### Data in this exercise

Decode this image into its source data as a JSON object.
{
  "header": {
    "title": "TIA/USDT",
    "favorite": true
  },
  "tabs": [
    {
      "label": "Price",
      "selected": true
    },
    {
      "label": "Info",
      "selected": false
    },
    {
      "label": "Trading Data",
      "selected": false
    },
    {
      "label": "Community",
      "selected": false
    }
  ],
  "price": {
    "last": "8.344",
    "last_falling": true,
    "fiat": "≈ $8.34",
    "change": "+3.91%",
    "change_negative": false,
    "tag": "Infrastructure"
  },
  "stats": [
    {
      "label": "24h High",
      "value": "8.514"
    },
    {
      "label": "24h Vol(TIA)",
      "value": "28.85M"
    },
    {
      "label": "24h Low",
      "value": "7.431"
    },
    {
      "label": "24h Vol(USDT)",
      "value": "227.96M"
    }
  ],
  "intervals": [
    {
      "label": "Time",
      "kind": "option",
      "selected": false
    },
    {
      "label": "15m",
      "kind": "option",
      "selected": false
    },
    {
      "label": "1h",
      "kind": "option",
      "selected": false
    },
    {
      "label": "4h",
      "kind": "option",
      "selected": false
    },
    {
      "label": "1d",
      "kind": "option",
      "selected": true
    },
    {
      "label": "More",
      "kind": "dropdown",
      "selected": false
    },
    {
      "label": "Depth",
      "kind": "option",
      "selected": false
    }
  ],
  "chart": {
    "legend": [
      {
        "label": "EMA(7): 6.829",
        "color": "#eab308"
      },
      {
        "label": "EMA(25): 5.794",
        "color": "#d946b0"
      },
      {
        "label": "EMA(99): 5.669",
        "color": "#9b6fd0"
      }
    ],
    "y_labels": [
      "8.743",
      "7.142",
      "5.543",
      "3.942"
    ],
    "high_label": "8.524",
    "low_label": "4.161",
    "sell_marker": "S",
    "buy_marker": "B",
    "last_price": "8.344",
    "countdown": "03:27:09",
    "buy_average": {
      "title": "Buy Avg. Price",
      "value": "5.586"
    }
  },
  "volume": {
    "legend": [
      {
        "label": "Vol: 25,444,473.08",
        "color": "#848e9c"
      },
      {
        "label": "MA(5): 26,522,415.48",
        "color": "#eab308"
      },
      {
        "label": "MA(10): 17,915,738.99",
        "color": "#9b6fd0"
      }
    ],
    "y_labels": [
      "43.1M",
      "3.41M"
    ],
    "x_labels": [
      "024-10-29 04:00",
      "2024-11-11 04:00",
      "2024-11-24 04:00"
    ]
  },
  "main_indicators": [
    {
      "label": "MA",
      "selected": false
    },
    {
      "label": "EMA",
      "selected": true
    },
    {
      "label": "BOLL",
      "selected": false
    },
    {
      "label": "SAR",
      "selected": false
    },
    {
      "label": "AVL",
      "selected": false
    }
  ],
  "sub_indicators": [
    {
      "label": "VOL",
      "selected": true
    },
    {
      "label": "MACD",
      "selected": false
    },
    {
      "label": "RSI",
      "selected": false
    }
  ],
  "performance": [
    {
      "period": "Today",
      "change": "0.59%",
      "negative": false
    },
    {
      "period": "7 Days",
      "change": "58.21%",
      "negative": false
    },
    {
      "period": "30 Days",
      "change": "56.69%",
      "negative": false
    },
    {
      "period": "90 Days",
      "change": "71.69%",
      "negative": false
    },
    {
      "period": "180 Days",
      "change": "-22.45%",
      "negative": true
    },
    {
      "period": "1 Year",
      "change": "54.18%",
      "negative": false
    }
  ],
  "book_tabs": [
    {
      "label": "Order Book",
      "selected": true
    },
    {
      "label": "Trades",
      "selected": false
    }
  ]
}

######

Written request – Word for word, quote all of the data above.

Full answer –
Decode this image into its source data as a JSON object.
{
  "header": {
    "title": "TIA/USDT",
    "favorite": true
  },
  "tabs": [
    {
      "label": "Price",
      "selected": true
    },
    {
      "label": "Info",
      "selected": false
    },
    {
      "label": "Trading Data",
      "selected": false
    },
    {
      "label": "Community",
      "selected": false
    }
  ],
  "price": {
    "last": "8.344",
    "last_falling": true,
    "fiat": "≈ $8.34",
    "change": "+3.91%",
    "change_negative": false,
    "tag": "Infrastructure"
  },
  "stats": [
    {
      "label": "24h High",
      "value": "8.514"
    },
    {
      "label": "24h Vol(TIA)",
      "value": "28.85M"
    },
    {
      "label": "24h Low",
      "value": "7.431"
    },
    {
      "label": "24h Vol(USDT)",
      "value": "227.96M"
    }
  ],
  "intervals": [
    {
      "label": "Time",
      "kind": "option",
      "selected": false
    },
    {
      "label": "15m",
      "kind": "option",
      "selected": false
    },
    {
      "label": "1h",
      "kind": "option",
      "selected": false
    },
    {
      "label": "4h",
      "kind": "option",
      "selected": false
    },
    {
      "label": "1d",
      "kind": "option",
      "selected": true
    },
    {
      "label": "More",
      "kind": "dropdown",
      "selected": false
    },
    {
      "label": "Depth",
      "kind": "option",
      "selected": false
    }
  ],
  "chart": {
    "legend": [
      {
        "label": "EMA(7): 6.829",
        "color": "#eab308"
      },
      {
        "label": "EMA(25): 5.794",
        "color": "#d946b0"
      },
      {
        "label": "EMA(99): 5.669",
        "color": "#9b6fd0"
      }
    ],
    "y_labels": [
      "8.743",
      "7.142",
      "5.543",
      "3.942"
    ],
    "high_label": "8.524",
    "low_label": "4.161",
    "sell_marker": "S",
    "buy_marker": "B",
    "last_price": "8.344",
    "countdown": "03:27:09",
    "buy_average": {
      "title": "Buy Avg. Price",
      "value": "5.586"
    }
  },
  "volume": {
    "legend": [
      {
        "label": "Vol: 25,444,473.08",
        "color": "#848e9c"
      },
      {
        "label": "MA(5): 26,522,415.48",
        "color": "#eab308"
      },
      {
        "label": "MA(10): 17,915,738.99",
        "color": "#9b6fd0"
      }
    ],
    "y_labels": [
      "43.1M",
      "3.41M"
    ],
    "x_labels": [
      "024-10-29 04:00",
      "2024-11-11 04:00",
      "2024-11-24 04:00"
    ]
  },
  "main_indicators": [
    {
      "label": "MA",
      "selected": false
    },
    {
      "label": "EMA",
      "selected": true
    },
    {
      "label": "BOLL",
      "selected": false
    },
    {
      "label": "SAR",
      "selected": false
    },
    {
      "label": "AVL",
      "selected": false
    }
  ],
  "sub_indicators": [
    {
      "label": "VOL",
      "selected": true
    },
    {
      "label": "MACD",
      "selected": false
    },
    {
      "label": "RSI",
      "selected": false
    }
  ],
  "performance": [
    {
      "period": "Today",
      "change": "0.59%",
      "negative": false
    },
    {
      "period": "7 Days",
      "change": "58.21%",
      "negative": false
    },
    {
      "period": "30 Days",
      "change": "56.69%",
      "negative": false
    },
    {
      "period": "90 Days",
      "change": "71.69%",
      "negative": false
    },
    {
      "period": "180 Days",
      "change": "-22.45%",
      "negative": true
    },
    {
      "period": "1 Year",
      "change": "54.18%",
      "negative": false
    }
  ],
  "book_tabs": [
    {
      "label": "Order Book",
      "selected": true
    },
    {
      "label": "Trades",
      "selected": false
    }
  ]
}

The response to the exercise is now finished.